— start of Document text —

To split jobs between the various sites of the OSG, information about each site's capabilities are uploaded to a central collector. The job factories then query the central collector for idle resources and submit pilot jobs to the available sites. To advertise your site, you will need to enter some information about the worker nodes of your clusters.

Please see the Subcluster / Resource Entry configuration document about configuring the data that will be uploaded to the central collector.

Applying configuration settings

Making changes to the OSG configuration files in the /etc/osg/config.d directory does not apply those settings to software automatically. Settings that are made outside of the OSG directory take effect immediately or at least when the relevant service is restarted. For the OSG settings, use the osg-configure tool to validate (to a limited extent) and apply the settings to the relevant software components. The osg-configure software is included automatically in an HTCondor-CE installation.

  1. Make all changes to .ini files in the /etc/osg/config.d directory

    Note: This document describes the critical settings for HTCondor-CE and related software. You may need to configure other software that is installed on your HTCondor-CE host, too.

  2. Validate the configuration settings

    [root@client ~]$ osg-configure -v

    Fix any errors (at least) that osg-configure reports.

  3. Once the validation command succeeds without errors, apply the configuration settings:

    [root@client ~]$ osg-configure -c
  4. Generate a user-vo-map file with your authorization set up:

    1. If you're using edg-mkgridmap, run the following:

      [root@client ~]$ edg-mkgridmap
    2. If you're using GUMS, run the following:

      [root@client ~]$  gums-host-cron

Optional configuration

The following configuration steps are optional and will likely not be required for setting up a small site. If you do not need any of the following special configurations, skip to the section on using HTCondor-CE.

— end of Document text —
— start of Stored rows —

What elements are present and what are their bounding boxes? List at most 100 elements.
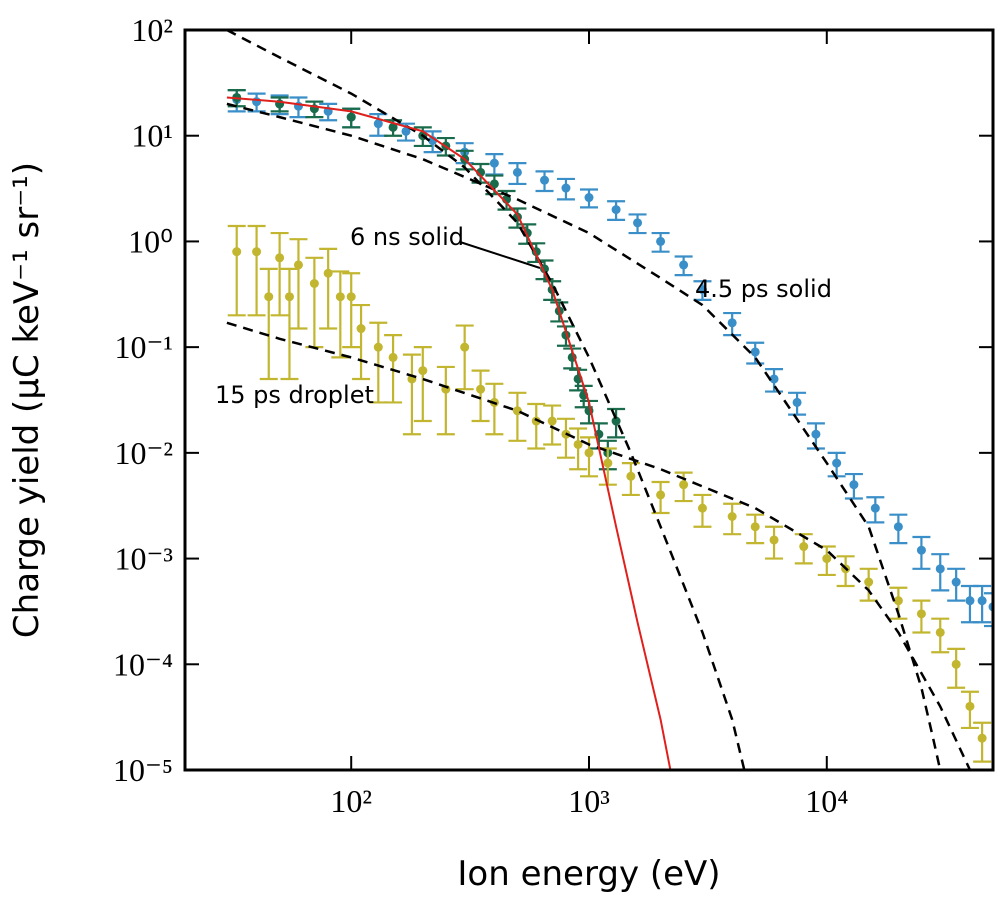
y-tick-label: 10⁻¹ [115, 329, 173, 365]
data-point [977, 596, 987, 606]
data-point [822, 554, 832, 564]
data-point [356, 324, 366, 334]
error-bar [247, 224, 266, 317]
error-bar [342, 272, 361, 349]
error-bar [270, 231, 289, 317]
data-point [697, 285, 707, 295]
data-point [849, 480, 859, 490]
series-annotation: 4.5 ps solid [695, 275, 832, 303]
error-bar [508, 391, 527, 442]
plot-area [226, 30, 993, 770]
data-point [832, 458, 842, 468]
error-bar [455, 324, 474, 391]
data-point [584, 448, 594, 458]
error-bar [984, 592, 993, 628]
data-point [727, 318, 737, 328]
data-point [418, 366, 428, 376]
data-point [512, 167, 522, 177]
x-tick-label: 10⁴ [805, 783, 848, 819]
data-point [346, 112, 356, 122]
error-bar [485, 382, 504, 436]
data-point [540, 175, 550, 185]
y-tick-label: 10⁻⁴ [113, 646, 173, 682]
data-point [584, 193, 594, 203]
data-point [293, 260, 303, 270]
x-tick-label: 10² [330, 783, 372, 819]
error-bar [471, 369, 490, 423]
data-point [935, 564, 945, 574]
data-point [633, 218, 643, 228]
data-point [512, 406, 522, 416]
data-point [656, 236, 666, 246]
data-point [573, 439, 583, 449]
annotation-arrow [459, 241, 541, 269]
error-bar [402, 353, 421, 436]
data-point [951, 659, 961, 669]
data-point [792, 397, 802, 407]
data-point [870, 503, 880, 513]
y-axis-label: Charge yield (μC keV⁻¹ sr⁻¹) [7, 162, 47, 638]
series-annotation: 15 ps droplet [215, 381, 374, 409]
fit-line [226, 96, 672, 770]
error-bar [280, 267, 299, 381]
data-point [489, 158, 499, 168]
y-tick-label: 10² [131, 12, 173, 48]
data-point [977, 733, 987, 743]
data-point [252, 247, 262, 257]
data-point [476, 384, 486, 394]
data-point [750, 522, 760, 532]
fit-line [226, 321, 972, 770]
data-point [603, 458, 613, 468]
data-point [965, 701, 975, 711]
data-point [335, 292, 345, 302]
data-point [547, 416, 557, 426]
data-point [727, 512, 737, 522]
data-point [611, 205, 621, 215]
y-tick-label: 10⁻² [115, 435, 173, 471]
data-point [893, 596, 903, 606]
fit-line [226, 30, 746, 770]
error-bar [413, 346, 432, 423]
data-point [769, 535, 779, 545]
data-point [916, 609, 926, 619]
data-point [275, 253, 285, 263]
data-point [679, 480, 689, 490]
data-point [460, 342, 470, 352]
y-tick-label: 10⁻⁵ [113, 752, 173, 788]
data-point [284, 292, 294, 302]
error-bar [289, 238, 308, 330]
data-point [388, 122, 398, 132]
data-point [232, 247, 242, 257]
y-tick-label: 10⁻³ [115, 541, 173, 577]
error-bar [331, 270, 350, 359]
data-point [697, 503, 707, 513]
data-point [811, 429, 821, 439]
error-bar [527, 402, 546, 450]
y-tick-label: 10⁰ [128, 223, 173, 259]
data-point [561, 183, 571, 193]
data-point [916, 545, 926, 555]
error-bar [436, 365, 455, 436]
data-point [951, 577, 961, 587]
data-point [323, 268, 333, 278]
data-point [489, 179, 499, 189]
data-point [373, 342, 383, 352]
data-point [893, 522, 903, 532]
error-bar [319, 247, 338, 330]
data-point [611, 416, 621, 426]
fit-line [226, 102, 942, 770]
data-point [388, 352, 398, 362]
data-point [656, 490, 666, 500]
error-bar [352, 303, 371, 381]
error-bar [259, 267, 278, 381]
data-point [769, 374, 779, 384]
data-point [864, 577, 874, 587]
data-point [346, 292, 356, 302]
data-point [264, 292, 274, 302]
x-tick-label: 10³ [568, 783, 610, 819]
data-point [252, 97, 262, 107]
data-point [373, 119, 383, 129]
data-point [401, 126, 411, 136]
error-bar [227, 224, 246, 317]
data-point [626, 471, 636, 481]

— end of Stored rows —
— start of Stored rows —

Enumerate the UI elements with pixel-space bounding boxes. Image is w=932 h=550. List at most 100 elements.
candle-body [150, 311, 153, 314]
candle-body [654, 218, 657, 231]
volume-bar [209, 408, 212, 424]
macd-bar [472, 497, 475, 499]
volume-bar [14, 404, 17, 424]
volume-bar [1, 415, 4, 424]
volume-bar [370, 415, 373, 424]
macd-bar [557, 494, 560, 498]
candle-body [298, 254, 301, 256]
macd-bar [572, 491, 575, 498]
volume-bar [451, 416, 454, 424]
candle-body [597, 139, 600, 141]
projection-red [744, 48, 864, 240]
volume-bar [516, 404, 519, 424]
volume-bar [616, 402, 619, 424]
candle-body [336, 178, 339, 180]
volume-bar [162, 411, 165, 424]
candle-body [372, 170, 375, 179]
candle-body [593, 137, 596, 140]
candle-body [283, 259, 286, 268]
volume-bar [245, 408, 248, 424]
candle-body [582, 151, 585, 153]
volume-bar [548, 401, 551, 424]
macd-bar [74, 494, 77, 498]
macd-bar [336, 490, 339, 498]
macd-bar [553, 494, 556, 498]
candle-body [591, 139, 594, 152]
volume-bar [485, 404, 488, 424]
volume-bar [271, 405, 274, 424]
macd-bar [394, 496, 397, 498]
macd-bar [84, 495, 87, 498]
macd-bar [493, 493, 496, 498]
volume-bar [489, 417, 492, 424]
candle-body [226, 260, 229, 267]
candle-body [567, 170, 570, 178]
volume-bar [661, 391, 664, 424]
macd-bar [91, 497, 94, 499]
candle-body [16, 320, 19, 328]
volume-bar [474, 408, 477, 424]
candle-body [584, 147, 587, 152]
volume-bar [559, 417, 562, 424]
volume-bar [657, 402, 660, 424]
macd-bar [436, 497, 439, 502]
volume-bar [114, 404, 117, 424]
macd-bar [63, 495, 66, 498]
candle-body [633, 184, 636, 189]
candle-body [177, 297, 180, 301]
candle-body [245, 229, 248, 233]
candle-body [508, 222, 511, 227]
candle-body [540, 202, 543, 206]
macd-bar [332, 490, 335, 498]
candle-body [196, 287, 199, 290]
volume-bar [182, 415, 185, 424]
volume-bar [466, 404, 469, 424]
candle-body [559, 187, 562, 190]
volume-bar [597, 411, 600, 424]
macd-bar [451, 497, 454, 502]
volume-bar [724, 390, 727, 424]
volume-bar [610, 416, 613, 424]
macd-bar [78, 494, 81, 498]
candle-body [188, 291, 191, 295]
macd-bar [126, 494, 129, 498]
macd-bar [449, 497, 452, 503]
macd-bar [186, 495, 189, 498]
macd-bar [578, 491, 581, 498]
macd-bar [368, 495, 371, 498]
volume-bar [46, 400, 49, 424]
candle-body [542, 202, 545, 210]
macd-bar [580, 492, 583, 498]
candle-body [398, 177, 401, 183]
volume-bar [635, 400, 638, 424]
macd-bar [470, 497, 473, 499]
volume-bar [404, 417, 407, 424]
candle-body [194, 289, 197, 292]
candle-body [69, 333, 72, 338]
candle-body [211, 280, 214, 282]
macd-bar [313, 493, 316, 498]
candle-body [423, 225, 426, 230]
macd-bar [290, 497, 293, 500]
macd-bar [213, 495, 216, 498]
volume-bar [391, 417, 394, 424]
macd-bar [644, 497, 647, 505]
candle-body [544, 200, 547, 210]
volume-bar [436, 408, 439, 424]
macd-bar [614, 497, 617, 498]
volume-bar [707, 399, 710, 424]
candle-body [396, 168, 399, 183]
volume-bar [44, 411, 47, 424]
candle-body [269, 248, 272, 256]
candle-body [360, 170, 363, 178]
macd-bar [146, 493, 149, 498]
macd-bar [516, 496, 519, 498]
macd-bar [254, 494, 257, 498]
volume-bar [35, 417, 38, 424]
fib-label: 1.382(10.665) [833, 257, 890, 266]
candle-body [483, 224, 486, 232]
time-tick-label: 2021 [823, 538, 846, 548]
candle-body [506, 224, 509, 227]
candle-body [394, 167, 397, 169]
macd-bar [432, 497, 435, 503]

— end of Stored rows —
— start of Stored rows —

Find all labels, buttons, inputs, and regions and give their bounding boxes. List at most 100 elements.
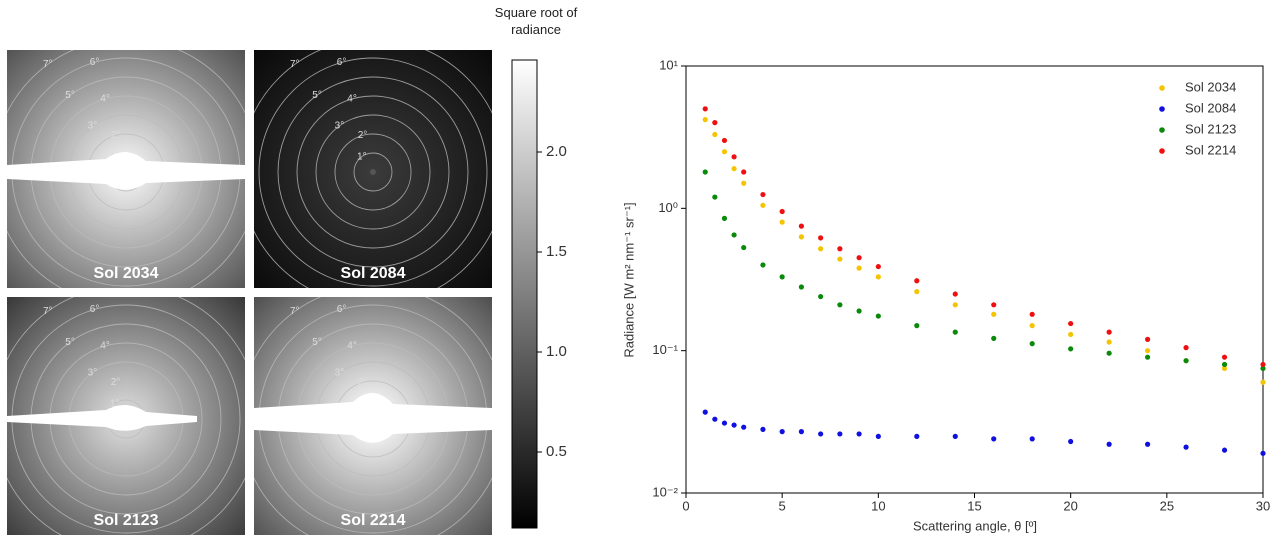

— end of Stored rows —

§ Task instructions:
[A] Transcribe the HTCondor-CE configuration text verbatim, everything from "To split jobs" down to "of your clusters.".
[B] Pick up the HTCondor-CE configuration text after its last sentence and keep writing it.
The rows play no part in the work here.

§ The answers:
[A]
To split jobs between the various sites of the OSG, information about each site's capabilities are uploaded to a central collector. The job factories then query the central collector for idle resources and submit pilot jobs to the available sites. To advertise your site, you will need to enter some information about the worker nodes of your clusters.

[B]
Transforming and filtering jobs

If you need to modify or filter jobs, more information can be found in the Job Router Recipes document.

HELP NOTE
If you need to assign jobs to HTCondor accounting groups, refer to this section.

Configuring for multiple network interfaces

If you have multiple network interfaces with different hostnames, the HTCondor-CE daemons need to know which hostname and interface to use when communicating to each other. Set NETWORK_HOSTNAME and NETWORK_INTERFACE to the hostname and IP address of your public interface, respectively, in /etc/condor-ce/config.d/99-local.conf directory with the line:

NETWORK_HOSTNAME=condorce.example.com
NETWORK_INTERFACE=127.0.0.1

Replacing condorce.example.com text with your public interface’s hostname and 127.0.0.1 with your public interface’s IP address.

Limiting or disabling locally jobs running on the CE

If you want to limit or disable jobs running locally on your CE, you will need to configure HTCondor-CE's local and scheduler universes. Local and scheduler universes are HTCondor-CE’s analogue to GRAM’s managed fork: they allow jobs to be run on the CE itself, mainly for remote troubleshooting. Pilot jobs will not run as local/scheduler universe jobs so leaving them enabled does NOT turn your CE into another worker node.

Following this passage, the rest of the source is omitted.